* [Raw data]
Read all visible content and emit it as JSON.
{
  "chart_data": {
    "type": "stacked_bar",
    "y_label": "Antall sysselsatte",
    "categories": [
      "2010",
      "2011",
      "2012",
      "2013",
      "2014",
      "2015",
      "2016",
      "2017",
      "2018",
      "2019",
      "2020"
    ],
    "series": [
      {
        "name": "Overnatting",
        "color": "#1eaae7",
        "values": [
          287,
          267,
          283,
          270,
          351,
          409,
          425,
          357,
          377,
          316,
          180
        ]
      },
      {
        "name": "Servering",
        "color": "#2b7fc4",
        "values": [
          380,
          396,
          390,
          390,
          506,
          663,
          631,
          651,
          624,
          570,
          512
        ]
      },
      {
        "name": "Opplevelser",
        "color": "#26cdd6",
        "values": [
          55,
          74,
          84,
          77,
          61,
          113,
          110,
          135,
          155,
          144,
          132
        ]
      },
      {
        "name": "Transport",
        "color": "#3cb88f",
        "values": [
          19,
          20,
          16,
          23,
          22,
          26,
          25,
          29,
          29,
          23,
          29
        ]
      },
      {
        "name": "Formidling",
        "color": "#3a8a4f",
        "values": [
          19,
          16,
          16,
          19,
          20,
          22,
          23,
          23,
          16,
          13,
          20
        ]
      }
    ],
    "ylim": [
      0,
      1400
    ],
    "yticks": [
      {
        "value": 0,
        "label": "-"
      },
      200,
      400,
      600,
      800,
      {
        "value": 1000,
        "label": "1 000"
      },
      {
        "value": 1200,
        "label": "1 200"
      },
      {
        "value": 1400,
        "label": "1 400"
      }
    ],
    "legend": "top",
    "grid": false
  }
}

* [What is asked]
Repeat every record, exactly as written.

* [Solution]
Read all visible content and emit it as JSON.
{
  "chart_data": {
    "type": "stacked_bar",
    "y_label": "Antall sysselsatte",
    "categories": [
      "2010",
      "2011",
      "2012",
      "2013",
      "2014",
      "2015",
      "2016",
      "2017",
      "2018",
      "2019",
      "2020"
    ],
    "series": [
      {
        "name": "Overnatting",
        "color": "#1eaae7",
        "values": [
          287,
          267,
          283,
          270,
          351,
          409,
          425,
          357,
          377,
          316,
          180
        ]
      },
      {
        "name": "Servering",
        "color": "#2b7fc4",
        "values": [
          380,
          396,
          390,
          390,
          506,
          663,
          631,
          651,
          624,
          570,
          512
        ]
      },
      {
        "name": "Opplevelser",
        "color": "#26cdd6",
        "values": [
          55,
          74,
          84,
          77,
          61,
          113,
          110,
          135,
          155,
          144,
          132
        ]
      },
      {
        "name": "Transport",
        "color": "#3cb88f",
        "values": [
          19,
          20,
          16,
          23,
          22,
          26,
          25,
          29,
          29,
          23,
          29
        ]
      },
      {
        "name": "Formidling",
        "color": "#3a8a4f",
        "values": [
          19,
          16,
          16,
          19,
          20,
          22,
          23,
          23,
          16,
          13,
          20
        ]
      }
    ],
    "ylim": [
      0,
      1400
    ],
    "yticks": [
      {
        "value": 0,
        "label": "-"
      },
      200,
      400,
      600,
      800,
      {
        "value": 1000,
        "label": "1 000"
      },
      {
        "value": 1200,
        "label": "1 200"
      },
      {
        "value": 1400,
        "label": "1 400"
      }
    ],
    "legend": "top",
    "grid": false
  }
}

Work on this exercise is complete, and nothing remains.